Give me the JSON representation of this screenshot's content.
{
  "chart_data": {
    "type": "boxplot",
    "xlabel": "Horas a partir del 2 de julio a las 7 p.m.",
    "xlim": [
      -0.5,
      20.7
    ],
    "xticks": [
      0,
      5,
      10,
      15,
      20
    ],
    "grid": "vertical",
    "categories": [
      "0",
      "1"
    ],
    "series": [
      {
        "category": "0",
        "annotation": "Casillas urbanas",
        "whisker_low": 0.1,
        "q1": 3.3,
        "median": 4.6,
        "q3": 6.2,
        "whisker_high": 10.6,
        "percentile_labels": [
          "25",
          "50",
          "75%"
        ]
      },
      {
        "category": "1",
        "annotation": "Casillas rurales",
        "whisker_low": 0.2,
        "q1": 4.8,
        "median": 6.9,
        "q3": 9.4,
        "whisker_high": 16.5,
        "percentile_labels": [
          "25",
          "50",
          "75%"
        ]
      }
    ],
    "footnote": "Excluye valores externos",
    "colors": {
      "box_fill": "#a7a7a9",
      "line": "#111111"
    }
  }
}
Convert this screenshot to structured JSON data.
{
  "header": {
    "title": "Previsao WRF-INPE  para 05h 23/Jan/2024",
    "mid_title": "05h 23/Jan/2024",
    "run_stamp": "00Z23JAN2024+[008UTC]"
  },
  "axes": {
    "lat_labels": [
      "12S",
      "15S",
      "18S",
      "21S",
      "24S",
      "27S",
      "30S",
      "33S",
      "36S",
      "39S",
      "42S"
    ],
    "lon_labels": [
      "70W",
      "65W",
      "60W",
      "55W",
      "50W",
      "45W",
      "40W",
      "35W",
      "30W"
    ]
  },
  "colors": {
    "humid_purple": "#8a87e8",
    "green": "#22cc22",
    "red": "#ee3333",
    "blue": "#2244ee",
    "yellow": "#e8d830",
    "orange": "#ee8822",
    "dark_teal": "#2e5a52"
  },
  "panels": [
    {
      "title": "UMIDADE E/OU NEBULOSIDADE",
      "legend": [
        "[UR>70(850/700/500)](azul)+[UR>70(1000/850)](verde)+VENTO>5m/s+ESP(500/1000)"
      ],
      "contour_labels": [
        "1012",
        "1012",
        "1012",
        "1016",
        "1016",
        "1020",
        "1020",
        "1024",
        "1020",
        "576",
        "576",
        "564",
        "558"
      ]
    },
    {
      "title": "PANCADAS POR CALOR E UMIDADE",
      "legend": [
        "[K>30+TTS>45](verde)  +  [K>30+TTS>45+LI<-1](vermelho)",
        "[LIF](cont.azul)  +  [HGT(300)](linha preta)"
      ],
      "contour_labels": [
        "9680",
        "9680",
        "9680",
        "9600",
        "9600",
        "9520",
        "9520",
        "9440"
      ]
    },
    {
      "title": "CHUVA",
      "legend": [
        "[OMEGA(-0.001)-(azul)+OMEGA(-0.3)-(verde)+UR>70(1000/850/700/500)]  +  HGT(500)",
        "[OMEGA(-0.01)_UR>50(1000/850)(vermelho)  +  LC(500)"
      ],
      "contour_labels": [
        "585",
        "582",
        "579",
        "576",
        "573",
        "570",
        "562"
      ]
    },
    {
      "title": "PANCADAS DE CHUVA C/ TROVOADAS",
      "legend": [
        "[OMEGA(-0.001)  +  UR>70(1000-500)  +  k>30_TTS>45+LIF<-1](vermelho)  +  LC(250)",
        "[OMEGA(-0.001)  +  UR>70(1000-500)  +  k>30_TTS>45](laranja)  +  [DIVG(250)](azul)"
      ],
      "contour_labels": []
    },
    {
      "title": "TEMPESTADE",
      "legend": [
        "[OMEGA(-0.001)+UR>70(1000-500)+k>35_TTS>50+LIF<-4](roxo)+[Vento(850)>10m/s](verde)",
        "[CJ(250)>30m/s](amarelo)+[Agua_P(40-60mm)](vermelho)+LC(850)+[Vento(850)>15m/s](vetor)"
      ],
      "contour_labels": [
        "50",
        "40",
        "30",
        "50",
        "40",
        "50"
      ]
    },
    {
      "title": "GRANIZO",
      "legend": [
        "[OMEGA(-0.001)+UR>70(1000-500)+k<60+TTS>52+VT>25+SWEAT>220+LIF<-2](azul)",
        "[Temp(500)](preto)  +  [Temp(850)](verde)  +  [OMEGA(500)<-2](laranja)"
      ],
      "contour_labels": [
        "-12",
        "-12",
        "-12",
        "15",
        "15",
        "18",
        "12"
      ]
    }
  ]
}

*What you have to do*
Take every line from the data that contains the word "CHUVA".

*Written answer*
      "title": "CHUVA",
      "title": "PANCADAS DE CHUVA C/ TROVOADAS",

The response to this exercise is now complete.